Problem —
Scan the material below for lines with the word "color" and report how many there are, with nothing added.

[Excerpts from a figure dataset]
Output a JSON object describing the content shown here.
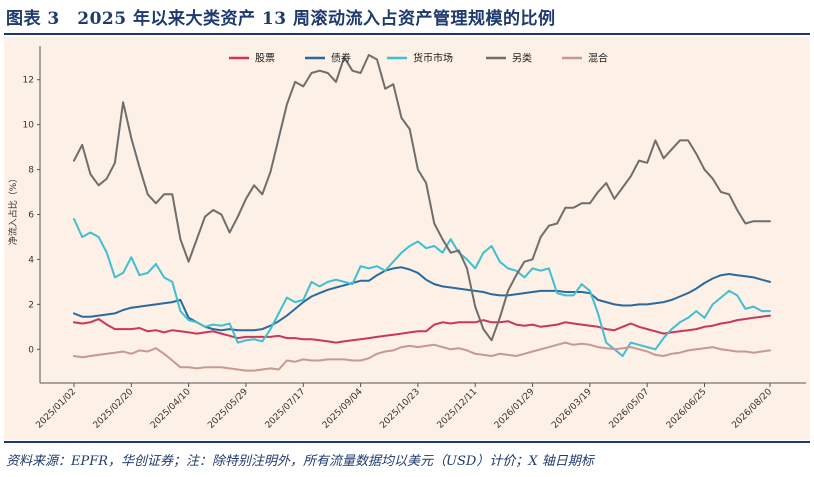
{
  "header": {
    "title": "图表 3　2025 年以来大类资产 13 周滚动流入占资产管理规模的比例"
  },
  "footer": {
    "source": "资料来源：EPFR，华创证券；注：除特别注明外，所有流量数据均以美元（USD）计价；X 轴日期标"
  },
  "chart_data": {
    "type": "line",
    "ylabel": "净流入占比（%）",
    "ylim": [
      -1.5,
      13.5
    ],
    "yticks": [
      0,
      2,
      4,
      6,
      8,
      10,
      12
    ],
    "x_tick_labels": [
      "2025/01/02",
      "2025/02/20",
      "2025/04/10",
      "2025/05/29",
      "2025/07/17",
      "2025/09/04",
      "2025/10/23",
      "2025/12/11",
      "2026/01/29",
      "2026/03/19",
      "2026/05/07",
      "2026/06/25",
      "2026/08/20"
    ],
    "x_tick_index": [
      0,
      7,
      14,
      21,
      28,
      35,
      42,
      49,
      56,
      63,
      70,
      77,
      85
    ],
    "x_count": 86,
    "legend_position": "top",
    "grid": false,
    "series": [
      {
        "name": "股票",
        "color": "#c8385a",
        "values": [
          1.2,
          1.15,
          1.2,
          1.35,
          1.1,
          0.9,
          0.9,
          0.9,
          0.95,
          0.8,
          0.85,
          0.75,
          0.85,
          0.8,
          0.75,
          0.7,
          0.75,
          0.8,
          0.7,
          0.6,
          0.5,
          0.55,
          0.55,
          0.55,
          0.55,
          0.6,
          0.5,
          0.5,
          0.45,
          0.45,
          0.4,
          0.35,
          0.3,
          0.35,
          0.4,
          0.45,
          0.5,
          0.55,
          0.6,
          0.65,
          0.7,
          0.75,
          0.8,
          0.8,
          1.1,
          1.2,
          1.15,
          1.2,
          1.2,
          1.2,
          1.3,
          1.2,
          1.2,
          1.25,
          1.1,
          1.05,
          1.1,
          1.0,
          1.05,
          1.1,
          1.2,
          1.15,
          1.1,
          1.05,
          1.0,
          0.9,
          0.85,
          1.0,
          1.15,
          1.0,
          0.9,
          0.8,
          0.7,
          0.75,
          0.8,
          0.85,
          0.9,
          1.0,
          1.05,
          1.15,
          1.2,
          1.3,
          1.35,
          1.4,
          1.45,
          1.5
        ]
      },
      {
        "name": "债券",
        "color": "#2a6a9c",
        "values": [
          1.6,
          1.45,
          1.45,
          1.5,
          1.55,
          1.6,
          1.75,
          1.85,
          1.9,
          1.95,
          2.0,
          2.05,
          2.1,
          2.2,
          1.4,
          1.2,
          1.0,
          0.9,
          0.85,
          0.9,
          0.85,
          0.85,
          0.85,
          0.9,
          1.05,
          1.25,
          1.5,
          1.8,
          2.1,
          2.35,
          2.5,
          2.65,
          2.75,
          2.85,
          2.95,
          3.05,
          3.05,
          3.3,
          3.5,
          3.6,
          3.65,
          3.55,
          3.4,
          3.1,
          2.9,
          2.8,
          2.75,
          2.7,
          2.65,
          2.6,
          2.55,
          2.45,
          2.4,
          2.4,
          2.45,
          2.5,
          2.55,
          2.6,
          2.6,
          2.6,
          2.55,
          2.55,
          2.55,
          2.5,
          2.2,
          2.1,
          2.0,
          1.95,
          1.95,
          2.0,
          2.0,
          2.05,
          2.1,
          2.2,
          2.35,
          2.5,
          2.7,
          2.95,
          3.15,
          3.3,
          3.35,
          3.3,
          3.25,
          3.2,
          3.1,
          3.0
        ]
      },
      {
        "name": "货币市场",
        "color": "#3fbfd0",
        "values": [
          5.8,
          5.0,
          5.2,
          5.0,
          4.3,
          3.2,
          3.4,
          4.1,
          3.3,
          3.4,
          3.8,
          3.2,
          3.0,
          1.7,
          1.3,
          1.2,
          1.0,
          1.1,
          1.05,
          1.15,
          0.3,
          0.4,
          0.45,
          0.35,
          0.9,
          1.6,
          2.3,
          2.1,
          2.2,
          3.0,
          2.8,
          3.0,
          3.1,
          3.0,
          2.9,
          3.7,
          3.6,
          3.7,
          3.5,
          3.9,
          4.3,
          4.6,
          4.8,
          4.5,
          4.6,
          4.3,
          4.9,
          4.3,
          4.0,
          3.6,
          4.3,
          4.6,
          3.9,
          3.6,
          3.5,
          3.2,
          3.6,
          3.5,
          3.6,
          2.5,
          2.4,
          2.4,
          2.9,
          2.6,
          1.6,
          0.3,
          0.0,
          -0.3,
          0.3,
          0.2,
          0.1,
          0.0,
          0.5,
          0.9,
          1.2,
          1.4,
          1.7,
          1.4,
          2.0,
          2.3,
          2.6,
          2.4,
          1.8,
          1.9,
          1.7,
          1.7
        ]
      },
      {
        "name": "另类",
        "color": "#6e6e6e",
        "values": [
          8.4,
          9.1,
          7.8,
          7.3,
          7.6,
          8.3,
          11.0,
          9.4,
          8.1,
          6.9,
          6.5,
          6.9,
          6.9,
          4.9,
          3.9,
          4.9,
          5.9,
          6.2,
          6.0,
          5.2,
          5.9,
          6.7,
          7.3,
          6.9,
          7.9,
          9.4,
          10.9,
          11.9,
          11.7,
          12.3,
          12.4,
          12.3,
          11.9,
          13.0,
          12.4,
          12.3,
          13.1,
          12.9,
          11.6,
          11.8,
          10.3,
          9.8,
          8.0,
          7.4,
          5.6,
          4.9,
          4.3,
          4.4,
          3.6,
          1.9,
          0.9,
          0.4,
          1.4,
          2.6,
          3.3,
          3.9,
          4.0,
          5.0,
          5.5,
          5.6,
          6.3,
          6.3,
          6.5,
          6.5,
          7.0,
          7.4,
          6.7,
          7.2,
          7.7,
          8.4,
          8.3,
          9.3,
          8.5,
          8.9,
          9.3,
          9.3,
          8.7,
          8.0,
          7.6,
          7.0,
          6.9,
          6.2,
          5.6,
          5.7,
          5.7,
          5.7
        ]
      },
      {
        "name": "混合",
        "color": "#c49a92",
        "values": [
          -0.3,
          -0.35,
          -0.3,
          -0.25,
          -0.2,
          -0.15,
          -0.1,
          -0.2,
          -0.05,
          -0.1,
          0.05,
          -0.2,
          -0.5,
          -0.8,
          -0.8,
          -0.85,
          -0.8,
          -0.8,
          -0.8,
          -0.85,
          -0.9,
          -0.95,
          -0.95,
          -0.9,
          -0.85,
          -0.9,
          -0.5,
          -0.55,
          -0.45,
          -0.5,
          -0.5,
          -0.45,
          -0.45,
          -0.45,
          -0.5,
          -0.5,
          -0.4,
          -0.2,
          -0.1,
          -0.05,
          0.1,
          0.15,
          0.1,
          0.15,
          0.2,
          0.1,
          0.0,
          0.05,
          -0.05,
          -0.2,
          -0.25,
          -0.3,
          -0.2,
          -0.25,
          -0.3,
          -0.2,
          -0.1,
          0.0,
          0.1,
          0.2,
          0.3,
          0.2,
          0.25,
          0.2,
          0.1,
          0.05,
          0.0,
          0.05,
          0.1,
          0.0,
          -0.1,
          -0.25,
          -0.3,
          -0.2,
          -0.15,
          -0.05,
          0.0,
          0.05,
          0.1,
          0.0,
          -0.05,
          -0.1,
          -0.1,
          -0.15,
          -0.1,
          -0.05
        ]
      }
    ]
  }
}
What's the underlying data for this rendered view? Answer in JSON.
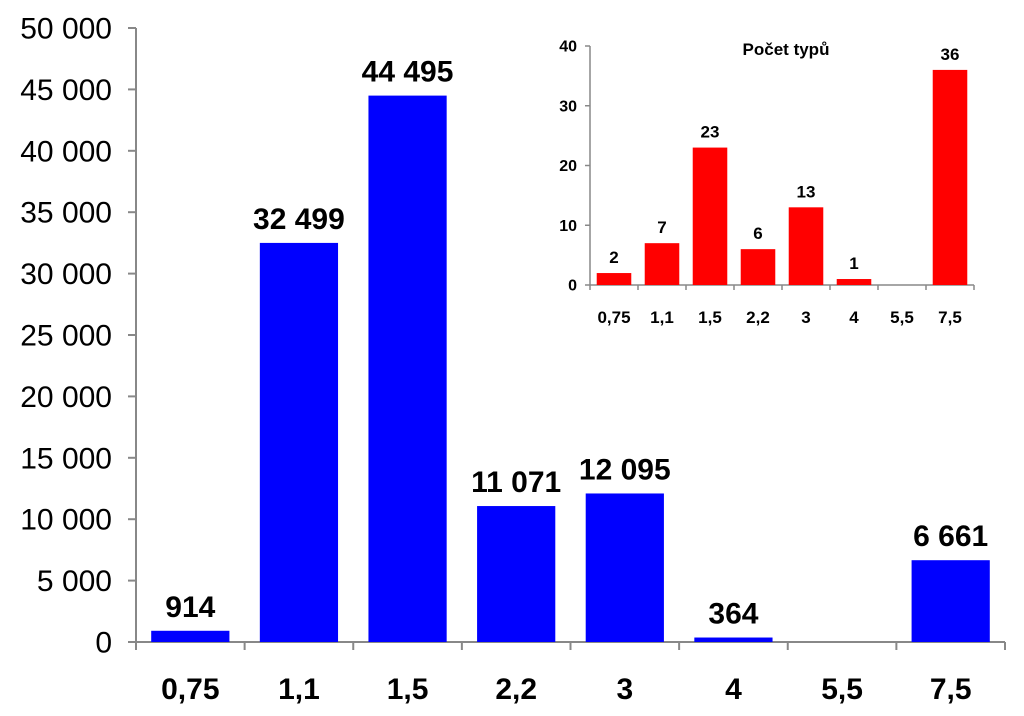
{
  "chart_data": [
    {
      "type": "bar",
      "categories": [
        "0,75",
        "1,1",
        "1,5",
        "2,2",
        "3",
        "4",
        "5,5",
        "7,5"
      ],
      "values": [
        914,
        32499,
        44495,
        11071,
        12095,
        364,
        0,
        6661
      ],
      "value_labels": [
        "914",
        "32 499",
        "44 495",
        "11 071",
        "12 095",
        "364",
        "",
        "6 661"
      ],
      "y_ticks": [
        "0",
        "5 000",
        "10 000",
        "15 000",
        "20 000",
        "25 000",
        "30 000",
        "35 000",
        "40 000",
        "45 000",
        "50 000"
      ],
      "ylim": [
        0,
        50000
      ],
      "title": "",
      "xlabel": "",
      "ylabel": "",
      "color": "#0000ff",
      "grid": false
    },
    {
      "type": "bar",
      "title": "Počet typů",
      "categories": [
        "0,75",
        "1,1",
        "1,5",
        "2,2",
        "3",
        "4",
        "5,5",
        "7,5"
      ],
      "values": [
        2,
        7,
        23,
        6,
        13,
        1,
        0,
        36
      ],
      "value_labels": [
        "2",
        "7",
        "23",
        "6",
        "13",
        "1",
        "",
        "36"
      ],
      "y_ticks": [
        "0",
        "10",
        "20",
        "30",
        "40"
      ],
      "ylim": [
        0,
        40
      ],
      "xlabel": "",
      "ylabel": "",
      "color": "#ff0000",
      "grid": false
    }
  ]
}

Written solution —
7